→ TO BE DONE
Below are some records. Copy every line in them that holds "simples".

Start PROVIDED RECORDS

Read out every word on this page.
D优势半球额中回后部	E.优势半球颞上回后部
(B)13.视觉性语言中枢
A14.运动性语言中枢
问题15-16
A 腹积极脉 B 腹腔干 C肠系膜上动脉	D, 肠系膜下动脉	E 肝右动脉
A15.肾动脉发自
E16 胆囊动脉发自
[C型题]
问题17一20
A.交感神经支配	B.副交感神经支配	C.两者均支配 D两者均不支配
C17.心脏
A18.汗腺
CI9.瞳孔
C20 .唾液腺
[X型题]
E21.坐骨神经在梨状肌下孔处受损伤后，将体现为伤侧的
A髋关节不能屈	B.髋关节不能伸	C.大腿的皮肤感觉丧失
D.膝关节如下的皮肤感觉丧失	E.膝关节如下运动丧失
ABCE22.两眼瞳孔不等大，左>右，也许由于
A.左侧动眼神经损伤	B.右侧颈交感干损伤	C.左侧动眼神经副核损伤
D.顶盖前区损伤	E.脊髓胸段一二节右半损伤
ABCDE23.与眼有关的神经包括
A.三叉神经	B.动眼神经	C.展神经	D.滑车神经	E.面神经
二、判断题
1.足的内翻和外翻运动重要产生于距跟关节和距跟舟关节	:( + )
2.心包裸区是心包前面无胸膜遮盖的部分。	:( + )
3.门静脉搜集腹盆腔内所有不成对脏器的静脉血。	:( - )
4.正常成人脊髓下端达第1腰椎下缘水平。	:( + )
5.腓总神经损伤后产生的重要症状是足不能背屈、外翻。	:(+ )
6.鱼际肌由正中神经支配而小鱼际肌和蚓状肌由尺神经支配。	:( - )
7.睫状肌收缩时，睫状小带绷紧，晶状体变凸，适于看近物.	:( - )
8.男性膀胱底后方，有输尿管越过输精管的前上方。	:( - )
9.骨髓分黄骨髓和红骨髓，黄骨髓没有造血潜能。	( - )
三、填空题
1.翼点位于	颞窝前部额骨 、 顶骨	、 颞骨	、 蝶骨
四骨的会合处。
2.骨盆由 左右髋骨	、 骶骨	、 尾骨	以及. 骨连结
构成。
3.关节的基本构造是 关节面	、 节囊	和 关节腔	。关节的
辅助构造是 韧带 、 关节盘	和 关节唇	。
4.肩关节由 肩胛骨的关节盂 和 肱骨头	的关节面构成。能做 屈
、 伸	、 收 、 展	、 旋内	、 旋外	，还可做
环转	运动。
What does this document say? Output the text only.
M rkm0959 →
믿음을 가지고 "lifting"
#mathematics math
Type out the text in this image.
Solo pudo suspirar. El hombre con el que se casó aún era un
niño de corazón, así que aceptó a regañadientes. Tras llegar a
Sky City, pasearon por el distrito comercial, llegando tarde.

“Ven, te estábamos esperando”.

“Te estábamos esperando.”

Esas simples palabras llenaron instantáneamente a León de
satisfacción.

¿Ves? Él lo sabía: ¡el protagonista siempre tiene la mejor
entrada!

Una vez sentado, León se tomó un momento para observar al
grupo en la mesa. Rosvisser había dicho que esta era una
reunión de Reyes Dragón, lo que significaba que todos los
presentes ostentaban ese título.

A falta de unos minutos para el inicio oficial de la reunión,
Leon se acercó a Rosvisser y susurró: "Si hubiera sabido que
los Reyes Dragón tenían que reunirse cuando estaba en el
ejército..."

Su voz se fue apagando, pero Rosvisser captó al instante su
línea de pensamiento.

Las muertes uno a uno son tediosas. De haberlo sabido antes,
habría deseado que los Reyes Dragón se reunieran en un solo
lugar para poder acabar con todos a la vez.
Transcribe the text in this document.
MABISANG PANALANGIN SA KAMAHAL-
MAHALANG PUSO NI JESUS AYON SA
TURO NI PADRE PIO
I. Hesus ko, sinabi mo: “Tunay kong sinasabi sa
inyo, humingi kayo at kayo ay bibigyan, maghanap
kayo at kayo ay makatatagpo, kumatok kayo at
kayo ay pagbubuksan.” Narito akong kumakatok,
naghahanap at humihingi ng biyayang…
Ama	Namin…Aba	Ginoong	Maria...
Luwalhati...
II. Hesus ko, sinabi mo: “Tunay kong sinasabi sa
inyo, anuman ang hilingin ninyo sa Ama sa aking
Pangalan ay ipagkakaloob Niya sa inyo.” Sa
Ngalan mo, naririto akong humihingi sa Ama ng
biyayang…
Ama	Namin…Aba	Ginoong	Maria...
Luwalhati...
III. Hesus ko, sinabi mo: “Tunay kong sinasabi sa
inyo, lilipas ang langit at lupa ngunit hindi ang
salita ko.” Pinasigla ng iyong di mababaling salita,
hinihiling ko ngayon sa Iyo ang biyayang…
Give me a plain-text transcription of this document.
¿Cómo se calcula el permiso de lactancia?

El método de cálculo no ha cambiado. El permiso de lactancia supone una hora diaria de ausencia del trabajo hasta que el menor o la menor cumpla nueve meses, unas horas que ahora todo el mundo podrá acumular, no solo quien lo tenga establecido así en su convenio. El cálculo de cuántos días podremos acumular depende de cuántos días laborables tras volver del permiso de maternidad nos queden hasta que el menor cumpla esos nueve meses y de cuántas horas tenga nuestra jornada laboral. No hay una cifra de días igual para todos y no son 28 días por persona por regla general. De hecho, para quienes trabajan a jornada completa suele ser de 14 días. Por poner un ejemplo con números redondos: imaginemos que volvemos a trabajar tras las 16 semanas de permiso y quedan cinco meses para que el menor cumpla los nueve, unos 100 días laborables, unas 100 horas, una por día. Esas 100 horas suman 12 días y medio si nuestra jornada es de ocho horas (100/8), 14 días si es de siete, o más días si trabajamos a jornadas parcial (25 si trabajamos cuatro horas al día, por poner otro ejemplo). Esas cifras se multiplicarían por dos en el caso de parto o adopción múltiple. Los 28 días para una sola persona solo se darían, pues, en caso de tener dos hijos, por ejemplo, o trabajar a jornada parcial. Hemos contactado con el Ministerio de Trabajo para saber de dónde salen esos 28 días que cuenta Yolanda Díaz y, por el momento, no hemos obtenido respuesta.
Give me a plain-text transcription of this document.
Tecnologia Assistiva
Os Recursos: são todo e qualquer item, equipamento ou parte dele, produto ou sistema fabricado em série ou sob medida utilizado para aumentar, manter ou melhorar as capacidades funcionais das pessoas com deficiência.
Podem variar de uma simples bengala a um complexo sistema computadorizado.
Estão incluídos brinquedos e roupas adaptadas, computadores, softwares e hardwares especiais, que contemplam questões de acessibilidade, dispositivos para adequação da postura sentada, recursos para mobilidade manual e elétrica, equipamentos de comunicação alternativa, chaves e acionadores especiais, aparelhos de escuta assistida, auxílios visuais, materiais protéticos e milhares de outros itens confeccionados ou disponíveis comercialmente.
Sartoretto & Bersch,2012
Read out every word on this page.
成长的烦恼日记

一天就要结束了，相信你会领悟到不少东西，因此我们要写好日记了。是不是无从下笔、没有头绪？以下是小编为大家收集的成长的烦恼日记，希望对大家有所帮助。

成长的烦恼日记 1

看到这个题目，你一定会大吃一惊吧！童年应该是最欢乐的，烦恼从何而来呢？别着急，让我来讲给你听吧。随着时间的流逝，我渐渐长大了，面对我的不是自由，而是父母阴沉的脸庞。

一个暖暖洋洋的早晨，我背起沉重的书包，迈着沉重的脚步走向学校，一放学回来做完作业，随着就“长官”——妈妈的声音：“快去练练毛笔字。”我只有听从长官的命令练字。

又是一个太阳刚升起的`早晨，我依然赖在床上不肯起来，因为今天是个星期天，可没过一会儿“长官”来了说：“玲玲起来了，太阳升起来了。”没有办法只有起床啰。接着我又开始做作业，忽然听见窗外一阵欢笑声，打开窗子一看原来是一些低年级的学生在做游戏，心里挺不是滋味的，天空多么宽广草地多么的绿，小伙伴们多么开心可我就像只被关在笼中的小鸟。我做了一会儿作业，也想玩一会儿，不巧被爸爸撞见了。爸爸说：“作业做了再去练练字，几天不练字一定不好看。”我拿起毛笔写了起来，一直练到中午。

End PROVIDED RECORDS

→ THE REPLY
Esas simples palabras llenaron instantáneamente a León de
Podem variar de uma simples bengala a um complexo sistema computadorizado.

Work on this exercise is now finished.